━━━━━ THE INPUT ━━━━━

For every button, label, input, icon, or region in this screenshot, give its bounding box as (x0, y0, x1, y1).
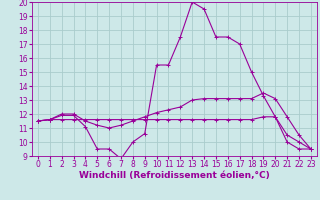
X-axis label: Windchill (Refroidissement éolien,°C): Windchill (Refroidissement éolien,°C) (79, 171, 270, 180)
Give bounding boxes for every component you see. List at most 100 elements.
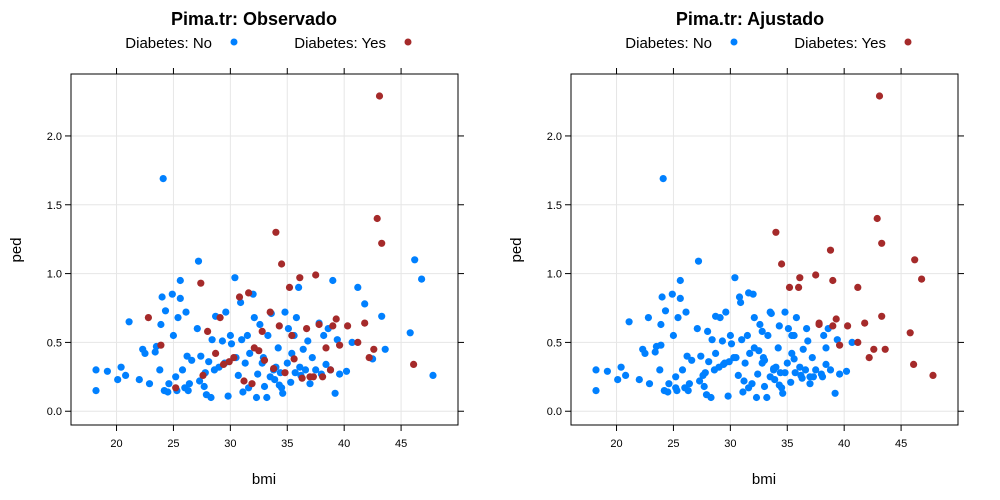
legend: Diabetes: No Diabetes: Yes bbox=[625, 35, 912, 52]
point-diabetes-no bbox=[329, 276, 337, 285]
point-diabetes-no bbox=[281, 308, 289, 316]
point-diabetes-no bbox=[806, 380, 814, 388]
x-tick-label: 30 bbox=[224, 438, 236, 450]
point-diabetes-yes bbox=[354, 338, 362, 346]
point-diabetes-no bbox=[296, 363, 304, 371]
point-diabetes-yes bbox=[216, 314, 224, 322]
point-diabetes-no bbox=[758, 327, 766, 335]
point-diabetes-yes bbox=[854, 338, 862, 346]
point-diabetes-no bbox=[308, 354, 316, 362]
point-diabetes-no bbox=[812, 366, 820, 374]
point-diabetes-no bbox=[644, 314, 653, 322]
point-diabetes-yes bbox=[225, 358, 233, 366]
point-diabetes-no bbox=[237, 298, 245, 307]
point-diabetes-yes bbox=[785, 283, 794, 291]
point-diabetes-yes bbox=[230, 354, 238, 362]
point-diabetes-no bbox=[224, 392, 232, 400]
point-diabetes-no bbox=[676, 294, 684, 302]
point-diabetes-yes bbox=[290, 355, 298, 363]
y-tick-label: 0.5 bbox=[547, 337, 562, 349]
point-diabetes-no bbox=[592, 366, 600, 374]
point-diabetes-no bbox=[122, 371, 130, 379]
point-diabetes-no bbox=[194, 257, 203, 265]
point-diabetes-yes bbox=[197, 279, 205, 287]
x-tick-label: 45 bbox=[895, 438, 907, 450]
point-diabetes-no bbox=[779, 389, 787, 397]
point-diabetes-no bbox=[617, 363, 625, 371]
legend-marker-yes bbox=[904, 38, 912, 46]
point-diabetes-no bbox=[274, 344, 282, 352]
x-axis-label: bmi bbox=[252, 471, 276, 488]
point-diabetes-no bbox=[822, 360, 830, 368]
point-diabetes-no bbox=[657, 320, 665, 329]
point-diabetes-no bbox=[661, 307, 670, 315]
point-diabetes-no bbox=[238, 336, 246, 344]
point-diabetes-no bbox=[833, 336, 841, 344]
point-diabetes-no bbox=[725, 358, 733, 366]
x-tick-label: 25 bbox=[167, 438, 179, 450]
point-diabetes-no bbox=[231, 274, 239, 282]
point-diabetes-yes bbox=[260, 356, 269, 364]
point-diabetes-no bbox=[775, 322, 783, 330]
point-diabetes-no bbox=[271, 376, 279, 384]
x-tick-label: 35 bbox=[781, 438, 793, 450]
point-diabetes-no bbox=[760, 382, 769, 391]
legend-marker-no bbox=[230, 38, 238, 46]
point-diabetes-no bbox=[295, 283, 303, 291]
point-diabetes-yes bbox=[826, 246, 835, 254]
point-diabetes-no bbox=[718, 337, 727, 345]
point-diabetes-no bbox=[178, 366, 187, 374]
point-diabetes-no bbox=[750, 314, 758, 322]
point-diabetes-no bbox=[764, 331, 772, 340]
point-diabetes-no bbox=[656, 366, 664, 374]
point-diabetes-no bbox=[361, 300, 369, 308]
point-diabetes-no bbox=[755, 347, 763, 355]
point-diabetes-no bbox=[158, 293, 166, 301]
data-points bbox=[92, 92, 437, 402]
point-diabetes-no bbox=[672, 373, 680, 381]
point-diabetes-yes bbox=[911, 256, 919, 264]
point-diabetes-no bbox=[732, 354, 740, 362]
point-diabetes-no bbox=[735, 293, 744, 301]
y-tick-label: 1.5 bbox=[547, 200, 562, 212]
point-diabetes-yes bbox=[796, 274, 804, 282]
point-diabetes-no bbox=[184, 387, 192, 395]
point-diabetes-yes bbox=[795, 283, 803, 291]
point-diabetes-yes bbox=[370, 345, 378, 353]
point-diabetes-no bbox=[114, 376, 122, 384]
point-diabetes-no bbox=[381, 345, 389, 353]
point-diabetes-no bbox=[411, 256, 419, 264]
point-diabetes-no bbox=[208, 336, 216, 344]
point-diabetes-no bbox=[651, 348, 659, 356]
point-diabetes-no bbox=[263, 393, 271, 402]
point-diabetes-yes bbox=[235, 293, 244, 301]
point-diabetes-no bbox=[625, 318, 633, 326]
axes: 20 25 30 35 40 45 0.0 0.5 1.0 1.5 2.0 bbox=[547, 68, 964, 450]
point-diabetes-no bbox=[791, 369, 799, 377]
chart-panel-ajustado: Pima.tr: Ajustado Diabetes: No Diabetes:… bbox=[508, 9, 964, 488]
point-diabetes-no bbox=[279, 389, 287, 397]
point-diabetes-yes bbox=[312, 271, 320, 279]
point-diabetes-yes bbox=[854, 283, 862, 291]
point-diabetes-no bbox=[157, 320, 165, 329]
point-diabetes-no bbox=[778, 384, 786, 392]
point-diabetes-no bbox=[799, 345, 807, 353]
point-diabetes-yes bbox=[172, 384, 180, 392]
point-diabetes-no bbox=[798, 374, 806, 382]
point-diabetes-yes bbox=[219, 360, 228, 368]
x-tick-label: 25 bbox=[667, 438, 679, 450]
point-diabetes-no bbox=[822, 344, 830, 352]
point-diabetes-yes bbox=[361, 319, 369, 327]
point-diabetes-no bbox=[694, 257, 703, 265]
point-diabetes-no bbox=[159, 175, 167, 183]
point-diabetes-no bbox=[241, 359, 249, 367]
point-diabetes-no bbox=[772, 363, 780, 371]
point-diabetes-yes bbox=[315, 320, 323, 329]
x-tick-label: 45 bbox=[395, 438, 407, 450]
point-diabetes-yes bbox=[812, 271, 820, 279]
point-diabetes-no bbox=[674, 314, 682, 322]
point-diabetes-no bbox=[205, 358, 213, 366]
point-diabetes-no bbox=[781, 308, 789, 316]
point-diabetes-no bbox=[763, 393, 771, 402]
point-diabetes-yes bbox=[336, 341, 344, 349]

━━━━━

§ **PROBLEM**
Reproduce all of the data above line for line, without any changes, and omit the pictures.

§ **SOLUTION FOR THIS TASK**
For every button, label, input, icon, or region in this screenshot, give its bounding box as (x0, y0, x1, y1).
X-axis label: Windchill (Refroidissement éolien,°C): Windchill (Refroidissement éolien,°C) (79, 171, 270, 180)
Give bounding boxes for every component you see. List at most 100 elements.
legend: Diabetes: No Diabetes: Yes bbox=[625, 35, 912, 52]
point-diabetes-no bbox=[329, 276, 337, 285]
point-diabetes-no bbox=[281, 308, 289, 316]
point-diabetes-no bbox=[806, 380, 814, 388]
x-tick-label: 30 bbox=[224, 438, 236, 450]
point-diabetes-yes bbox=[354, 338, 362, 346]
point-diabetes-no bbox=[296, 363, 304, 371]
point-diabetes-yes bbox=[216, 314, 224, 322]
point-diabetes-no bbox=[758, 327, 766, 335]
point-diabetes-yes bbox=[854, 338, 862, 346]
point-diabetes-no bbox=[308, 354, 316, 362]
point-diabetes-no bbox=[812, 366, 820, 374]
point-diabetes-no bbox=[644, 314, 653, 322]
point-diabetes-yes bbox=[225, 358, 233, 366]
point-diabetes-no bbox=[237, 298, 245, 307]
point-diabetes-yes bbox=[785, 283, 794, 291]
point-diabetes-yes bbox=[230, 354, 238, 362]
point-diabetes-no bbox=[224, 392, 232, 400]
point-diabetes-no bbox=[676, 294, 684, 302]
point-diabetes-yes bbox=[290, 355, 298, 363]
y-tick-label: 0.5 bbox=[547, 337, 562, 349]
point-diabetes-no bbox=[592, 366, 600, 374]
point-diabetes-no bbox=[122, 371, 130, 379]
point-diabetes-no bbox=[194, 257, 203, 265]
point-diabetes-yes bbox=[197, 279, 205, 287]
x-tick-label: 45 bbox=[895, 438, 907, 450]
point-diabetes-no bbox=[779, 389, 787, 397]
point-diabetes-no bbox=[617, 363, 625, 371]
legend-marker-yes bbox=[904, 38, 912, 46]
point-diabetes-no bbox=[274, 344, 282, 352]
x-axis-label: bmi bbox=[252, 471, 276, 488]
point-diabetes-no bbox=[822, 360, 830, 368]
point-diabetes-no bbox=[657, 320, 665, 329]
point-diabetes-no bbox=[661, 307, 670, 315]
point-diabetes-no bbox=[238, 336, 246, 344]
point-diabetes-no bbox=[833, 336, 841, 344]
point-diabetes-no bbox=[725, 358, 733, 366]
x-tick-label: 25 bbox=[167, 438, 179, 450]
point-diabetes-no bbox=[231, 274, 239, 282]
point-diabetes-yes bbox=[260, 356, 269, 364]
point-diabetes-no bbox=[775, 322, 783, 330]
point-diabetes-no bbox=[271, 376, 279, 384]
x-tick-label: 35 bbox=[781, 438, 793, 450]
point-diabetes-no bbox=[760, 382, 769, 391]
legend-marker-no bbox=[230, 38, 238, 46]
point-diabetes-no bbox=[295, 283, 303, 291]
point-diabetes-yes bbox=[826, 246, 835, 254]
point-diabetes-no bbox=[718, 337, 727, 345]
point-diabetes-no bbox=[178, 366, 187, 374]
point-diabetes-no bbox=[750, 314, 758, 322]
point-diabetes-no bbox=[764, 331, 772, 340]
point-diabetes-no bbox=[656, 366, 664, 374]
point-diabetes-no bbox=[361, 300, 369, 308]
point-diabetes-no bbox=[755, 347, 763, 355]
point-diabetes-no bbox=[158, 293, 166, 301]
data-points bbox=[92, 92, 437, 402]
point-diabetes-no bbox=[672, 373, 680, 381]
point-diabetes-yes bbox=[911, 256, 919, 264]
point-diabetes-no bbox=[732, 354, 740, 362]
point-diabetes-no bbox=[735, 293, 744, 301]
y-tick-label: 1.5 bbox=[547, 200, 562, 212]
point-diabetes-yes bbox=[796, 274, 804, 282]
point-diabetes-no bbox=[184, 387, 192, 395]
point-diabetes-yes bbox=[795, 283, 803, 291]
point-diabetes-yes bbox=[370, 345, 378, 353]
point-diabetes-no bbox=[114, 376, 122, 384]
point-diabetes-no bbox=[381, 345, 389, 353]
point-diabetes-no bbox=[411, 256, 419, 264]
point-diabetes-no bbox=[208, 336, 216, 344]
point-diabetes-no bbox=[651, 348, 659, 356]
point-diabetes-no bbox=[263, 393, 271, 402]
point-diabetes-yes bbox=[235, 293, 244, 301]
point-diabetes-no bbox=[625, 318, 633, 326]
axes: 20 25 30 35 40 45 0.0 0.5 1.0 1.5 2.0 bbox=[547, 68, 964, 450]
point-diabetes-no bbox=[791, 369, 799, 377]
chart-panel-ajustado: Pima.tr: Ajustado Diabetes: No Diabetes:… bbox=[508, 9, 964, 488]
point-diabetes-no bbox=[279, 389, 287, 397]
point-diabetes-yes bbox=[312, 271, 320, 279]
point-diabetes-yes bbox=[854, 283, 862, 291]
point-diabetes-no bbox=[157, 320, 165, 329]
point-diabetes-no bbox=[778, 384, 786, 392]
point-diabetes-no bbox=[799, 345, 807, 353]
point-diabetes-yes bbox=[172, 384, 180, 392]
point-diabetes-no bbox=[798, 374, 806, 382]
point-diabetes-yes bbox=[219, 360, 228, 368]
x-tick-label: 25 bbox=[667, 438, 679, 450]
point-diabetes-no bbox=[822, 344, 830, 352]
point-diabetes-yes bbox=[361, 319, 369, 327]
point-diabetes-no bbox=[694, 257, 703, 265]
point-diabetes-no bbox=[159, 175, 167, 183]
point-diabetes-no bbox=[241, 359, 249, 367]
point-diabetes-no bbox=[772, 363, 780, 371]
point-diabetes-yes bbox=[315, 320, 323, 329]
x-tick-label: 45 bbox=[395, 438, 407, 450]
point-diabetes-yes bbox=[812, 271, 820, 279]
point-diabetes-no bbox=[674, 314, 682, 322]
point-diabetes-no bbox=[205, 358, 213, 366]
point-diabetes-no bbox=[781, 308, 789, 316]
point-diabetes-no bbox=[763, 393, 771, 402]
point-diabetes-yes bbox=[336, 341, 344, 349]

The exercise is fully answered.